## [Work to do]
Restate all the material verbatim, except for the pictures.

------ Provided entries ------

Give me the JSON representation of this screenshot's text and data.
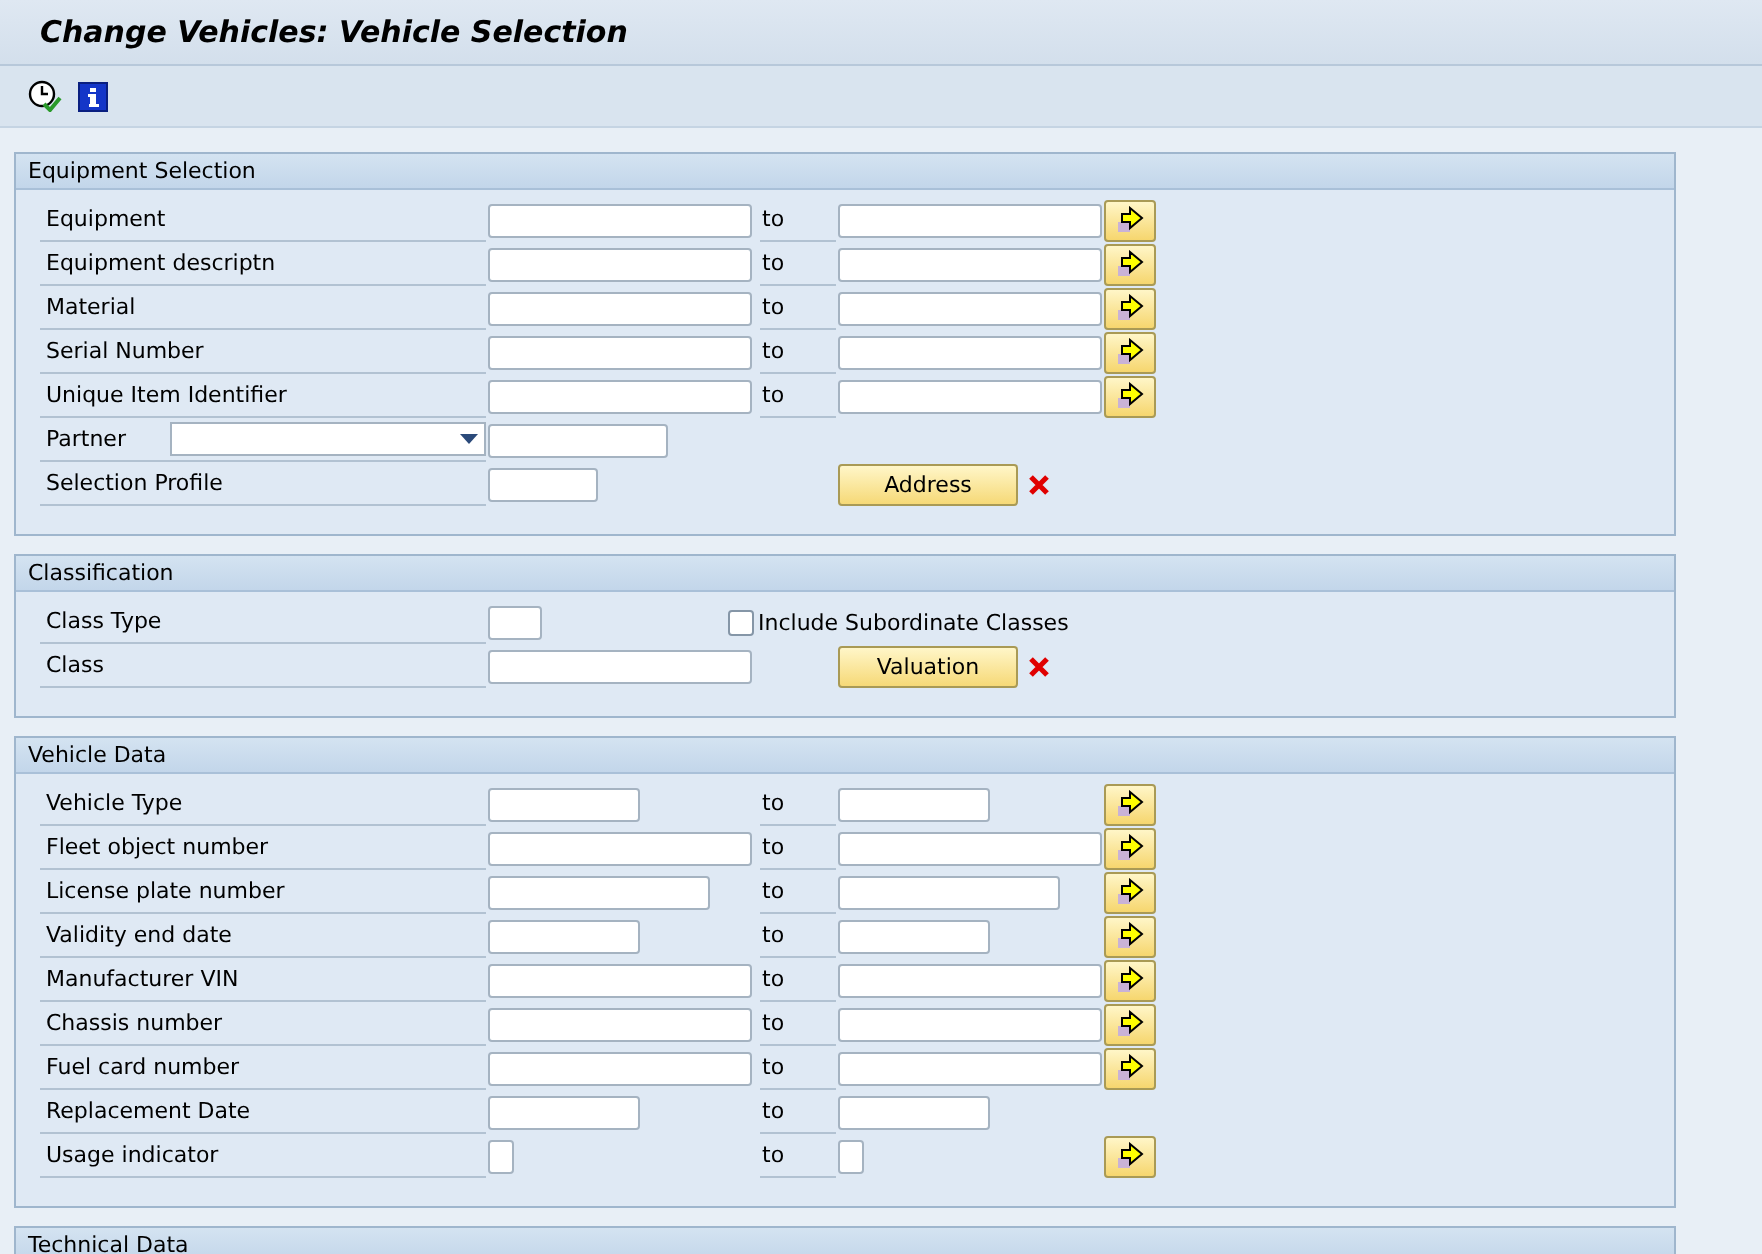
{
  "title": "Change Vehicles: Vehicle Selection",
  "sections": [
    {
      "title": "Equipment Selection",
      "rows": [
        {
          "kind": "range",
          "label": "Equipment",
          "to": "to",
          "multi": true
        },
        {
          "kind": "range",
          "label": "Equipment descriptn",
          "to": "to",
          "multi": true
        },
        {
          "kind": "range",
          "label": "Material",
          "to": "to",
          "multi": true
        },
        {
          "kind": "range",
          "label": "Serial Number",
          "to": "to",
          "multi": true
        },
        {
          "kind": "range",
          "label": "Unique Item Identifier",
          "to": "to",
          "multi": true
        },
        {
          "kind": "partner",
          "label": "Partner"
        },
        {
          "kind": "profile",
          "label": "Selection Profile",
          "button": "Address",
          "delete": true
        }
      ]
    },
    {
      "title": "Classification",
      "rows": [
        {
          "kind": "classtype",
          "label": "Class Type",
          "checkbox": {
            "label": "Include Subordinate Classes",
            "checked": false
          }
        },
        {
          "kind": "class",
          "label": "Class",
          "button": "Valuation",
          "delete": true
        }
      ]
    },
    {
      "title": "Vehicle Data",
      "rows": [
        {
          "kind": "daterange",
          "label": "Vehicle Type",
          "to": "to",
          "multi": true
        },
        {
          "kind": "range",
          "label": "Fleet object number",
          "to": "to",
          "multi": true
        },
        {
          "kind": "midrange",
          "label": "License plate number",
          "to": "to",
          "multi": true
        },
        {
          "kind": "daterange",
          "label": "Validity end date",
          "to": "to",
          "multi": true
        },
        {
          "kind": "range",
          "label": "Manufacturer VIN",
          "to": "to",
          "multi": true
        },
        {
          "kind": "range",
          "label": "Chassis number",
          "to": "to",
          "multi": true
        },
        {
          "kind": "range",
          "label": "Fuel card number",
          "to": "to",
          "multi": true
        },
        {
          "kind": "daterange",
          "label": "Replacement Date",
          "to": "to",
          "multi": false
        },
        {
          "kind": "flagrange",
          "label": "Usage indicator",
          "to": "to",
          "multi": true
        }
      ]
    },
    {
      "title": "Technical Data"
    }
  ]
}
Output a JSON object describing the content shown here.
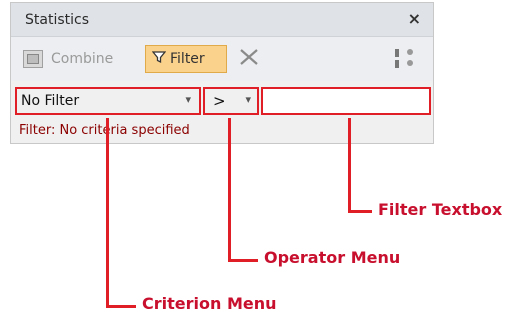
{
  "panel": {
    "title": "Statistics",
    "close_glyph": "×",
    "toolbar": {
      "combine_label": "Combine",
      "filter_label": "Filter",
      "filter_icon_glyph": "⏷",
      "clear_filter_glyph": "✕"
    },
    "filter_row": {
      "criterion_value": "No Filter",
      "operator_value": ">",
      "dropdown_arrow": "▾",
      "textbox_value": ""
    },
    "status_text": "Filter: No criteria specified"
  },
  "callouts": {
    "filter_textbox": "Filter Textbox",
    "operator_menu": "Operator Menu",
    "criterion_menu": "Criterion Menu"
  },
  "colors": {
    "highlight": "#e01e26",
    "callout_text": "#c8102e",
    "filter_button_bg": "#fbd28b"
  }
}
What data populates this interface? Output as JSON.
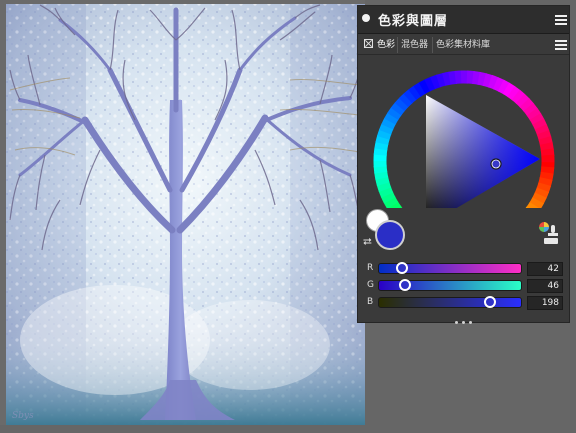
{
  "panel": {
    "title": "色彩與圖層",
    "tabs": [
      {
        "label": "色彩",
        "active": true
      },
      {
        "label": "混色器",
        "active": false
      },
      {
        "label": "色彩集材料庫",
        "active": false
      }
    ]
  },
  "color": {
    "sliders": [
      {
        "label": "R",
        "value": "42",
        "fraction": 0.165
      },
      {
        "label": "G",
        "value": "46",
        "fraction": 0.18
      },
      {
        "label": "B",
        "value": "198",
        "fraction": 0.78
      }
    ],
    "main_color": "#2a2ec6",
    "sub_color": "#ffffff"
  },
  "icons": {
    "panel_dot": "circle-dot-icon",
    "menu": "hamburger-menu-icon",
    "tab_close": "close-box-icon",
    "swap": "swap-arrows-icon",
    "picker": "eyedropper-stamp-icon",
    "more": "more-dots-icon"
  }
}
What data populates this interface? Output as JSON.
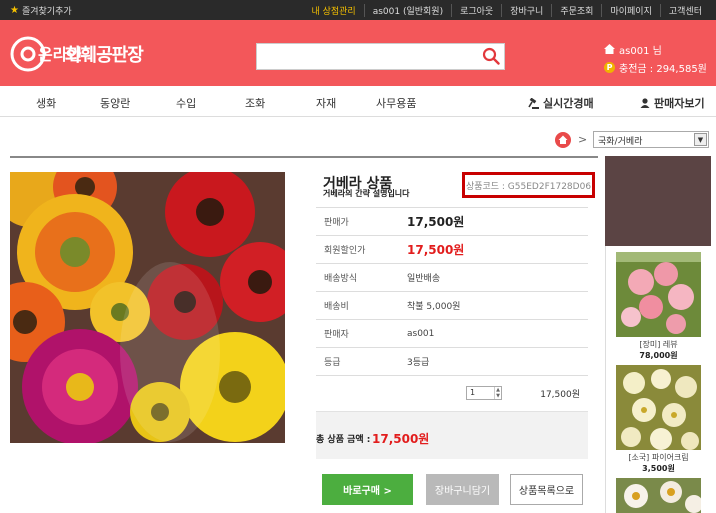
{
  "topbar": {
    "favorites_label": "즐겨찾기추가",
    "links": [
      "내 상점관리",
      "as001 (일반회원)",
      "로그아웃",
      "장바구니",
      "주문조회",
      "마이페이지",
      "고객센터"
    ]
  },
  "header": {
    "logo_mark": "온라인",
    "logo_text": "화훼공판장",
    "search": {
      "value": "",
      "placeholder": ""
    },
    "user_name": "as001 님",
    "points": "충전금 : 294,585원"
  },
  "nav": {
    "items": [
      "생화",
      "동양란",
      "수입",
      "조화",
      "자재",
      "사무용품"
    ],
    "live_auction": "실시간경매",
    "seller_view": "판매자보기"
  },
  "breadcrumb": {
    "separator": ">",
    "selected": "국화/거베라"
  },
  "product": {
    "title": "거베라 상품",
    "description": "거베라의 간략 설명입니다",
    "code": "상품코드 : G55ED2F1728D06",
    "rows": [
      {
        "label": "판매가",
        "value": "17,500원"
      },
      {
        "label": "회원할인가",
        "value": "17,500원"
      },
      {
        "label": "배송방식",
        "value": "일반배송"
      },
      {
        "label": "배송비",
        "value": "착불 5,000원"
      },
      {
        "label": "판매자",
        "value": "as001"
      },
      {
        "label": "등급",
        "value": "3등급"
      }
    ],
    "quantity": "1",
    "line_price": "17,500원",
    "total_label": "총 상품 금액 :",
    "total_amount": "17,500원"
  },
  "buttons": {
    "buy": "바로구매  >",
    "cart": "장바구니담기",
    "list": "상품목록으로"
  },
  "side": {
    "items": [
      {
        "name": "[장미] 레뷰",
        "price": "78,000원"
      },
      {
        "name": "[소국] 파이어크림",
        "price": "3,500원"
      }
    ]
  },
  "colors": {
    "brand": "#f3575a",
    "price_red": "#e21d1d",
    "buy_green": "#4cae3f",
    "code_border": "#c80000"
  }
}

------

## [Answer below]
Give me the JSON representation of this screenshot's text and data.
{
  "title": "Change Vehicles: Vehicle Selection",
  "sections": [
    {
      "title": "Equipment Selection",
      "rows": [
        {
          "kind": "range",
          "label": "Equipment",
          "to": "to",
          "multi": true
        },
        {
          "kind": "range",
          "label": "Equipment descriptn",
          "to": "to",
          "multi": true
        },
        {
          "kind": "range",
          "label": "Material",
          "to": "to",
          "multi": true
        },
        {
          "kind": "range",
          "label": "Serial Number",
          "to": "to",
          "multi": true
        },
        {
          "kind": "range",
          "label": "Unique Item Identifier",
          "to": "to",
          "multi": true
        },
        {
          "kind": "partner",
          "label": "Partner"
        },
        {
          "kind": "profile",
          "label": "Selection Profile",
          "button": "Address",
          "delete": true
        }
      ]
    },
    {
      "title": "Classification",
      "rows": [
        {
          "kind": "classtype",
          "label": "Class Type",
          "checkbox": {
            "label": "Include Subordinate Classes",
            "checked": false
          }
        },
        {
          "kind": "class",
          "label": "Class",
          "button": "Valuation",
          "delete": true
        }
      ]
    },
    {
      "title": "Vehicle Data",
      "rows": [
        {
          "kind": "daterange",
          "label": "Vehicle Type",
          "to": "to",
          "multi": true
        },
        {
          "kind": "range",
          "label": "Fleet object number",
          "to": "to",
          "multi": true
        },
        {
          "kind": "midrange",
          "label": "License plate number",
          "to": "to",
          "multi": true
        },
        {
          "kind": "daterange",
          "label": "Validity end date",
          "to": "to",
          "multi": true
        },
        {
          "kind": "range",
          "label": "Manufacturer VIN",
          "to": "to",
          "multi": true
        },
        {
          "kind": "range",
          "label": "Chassis number",
          "to": "to",
          "multi": true
        },
        {
          "kind": "range",
          "label": "Fuel card number",
          "to": "to",
          "multi": true
        },
        {
          "kind": "daterange",
          "label": "Replacement Date",
          "to": "to",
          "multi": false
        },
        {
          "kind": "flagrange",
          "label": "Usage indicator",
          "to": "to",
          "multi": true
        }
      ]
    },
    {
      "title": "Technical Data"
    }
  ]
}
Output a JSON object describing the content shown here.
{
  "panel": {
    "title": "Statistics",
    "close_glyph": "×",
    "toolbar": {
      "combine_label": "Combine",
      "filter_label": "Filter",
      "filter_icon_glyph": "⏷",
      "clear_filter_glyph": "✕"
    },
    "filter_row": {
      "criterion_value": "No Filter",
      "operator_value": ">",
      "dropdown_arrow": "▾",
      "textbox_value": ""
    },
    "status_text": "Filter: No criteria specified"
  },
  "callouts": {
    "filter_textbox": "Filter Textbox",
    "operator_menu": "Operator Menu",
    "criterion_menu": "Criterion Menu"
  },
  "colors": {
    "highlight": "#e01e26",
    "callout_text": "#c8102e",
    "filter_button_bg": "#fbd28b"
  }
}
What data populates this interface? Output as JSON.
{
  "panel": {
    "title": "色彩與圖層",
    "tabs": [
      {
        "label": "色彩",
        "active": true
      },
      {
        "label": "混色器",
        "active": false
      },
      {
        "label": "色彩集材料庫",
        "active": false
      }
    ]
  },
  "color": {
    "sliders": [
      {
        "label": "R",
        "value": "42",
        "fraction": 0.165
      },
      {
        "label": "G",
        "value": "46",
        "fraction": 0.18
      },
      {
        "label": "B",
        "value": "198",
        "fraction": 0.78
      }
    ],
    "main_color": "#2a2ec6",
    "sub_color": "#ffffff"
  },
  "icons": {
    "panel_dot": "circle-dot-icon",
    "menu": "hamburger-menu-icon",
    "tab_close": "close-box-icon",
    "swap": "swap-arrows-icon",
    "picker": "eyedropper-stamp-icon",
    "more": "more-dots-icon"
  }
}
What data populates this interface? Output as JSON.
{
  "topbar": {
    "favorites_label": "즐겨찾기추가",
    "links": [
      "내 상점관리",
      "as001 (일반회원)",
      "로그아웃",
      "장바구니",
      "주문조회",
      "마이페이지",
      "고객센터"
    ]
  },
  "header": {
    "logo_mark": "온라인",
    "logo_text": "화훼공판장",
    "search": {
      "value": "",
      "placeholder": ""
    },
    "user_name": "as001 님",
    "points": "충전금 : 294,585원"
  },
  "nav": {
    "items": [
      "생화",
      "동양란",
      "수입",
      "조화",
      "자재",
      "사무용품"
    ],
    "live_auction": "실시간경매",
    "seller_view": "판매자보기"
  },
  "breadcrumb": {
    "separator": ">",
    "selected": "국화/거베라"
  },
  "product": {
    "title": "거베라 상품",
    "description": "거베라의 간략 설명입니다",
    "code": "상품코드 : G55ED2F1728D06",
    "rows": [
      {
        "label": "판매가",
        "value": "17,500원"
      },
      {
        "label": "회원할인가",
        "value": "17,500원"
      },
      {
        "label": "배송방식",
        "value": "일반배송"
      },
      {
        "label": "배송비",
        "value": "착불 5,000원"
      },
      {
        "label": "판매자",
        "value": "as001"
      },
      {
        "label": "등급",
        "value": "3등급"
      }
    ],
    "quantity": "1",
    "line_price": "17,500원",
    "total_label": "총 상품 금액 :",
    "total_amount": "17,500원"
  },
  "buttons": {
    "buy": "바로구매  >",
    "cart": "장바구니담기",
    "list": "상품목록으로"
  },
  "side": {
    "items": [
      {
        "name": "[장미] 레뷰",
        "price": "78,000원"
      },
      {
        "name": "[소국] 파이어크림",
        "price": "3,500원"
      }
    ]
  },
  "colors": {
    "brand": "#f3575a",
    "price_red": "#e21d1d",
    "buy_green": "#4cae3f",
    "code_border": "#c80000"
  }
}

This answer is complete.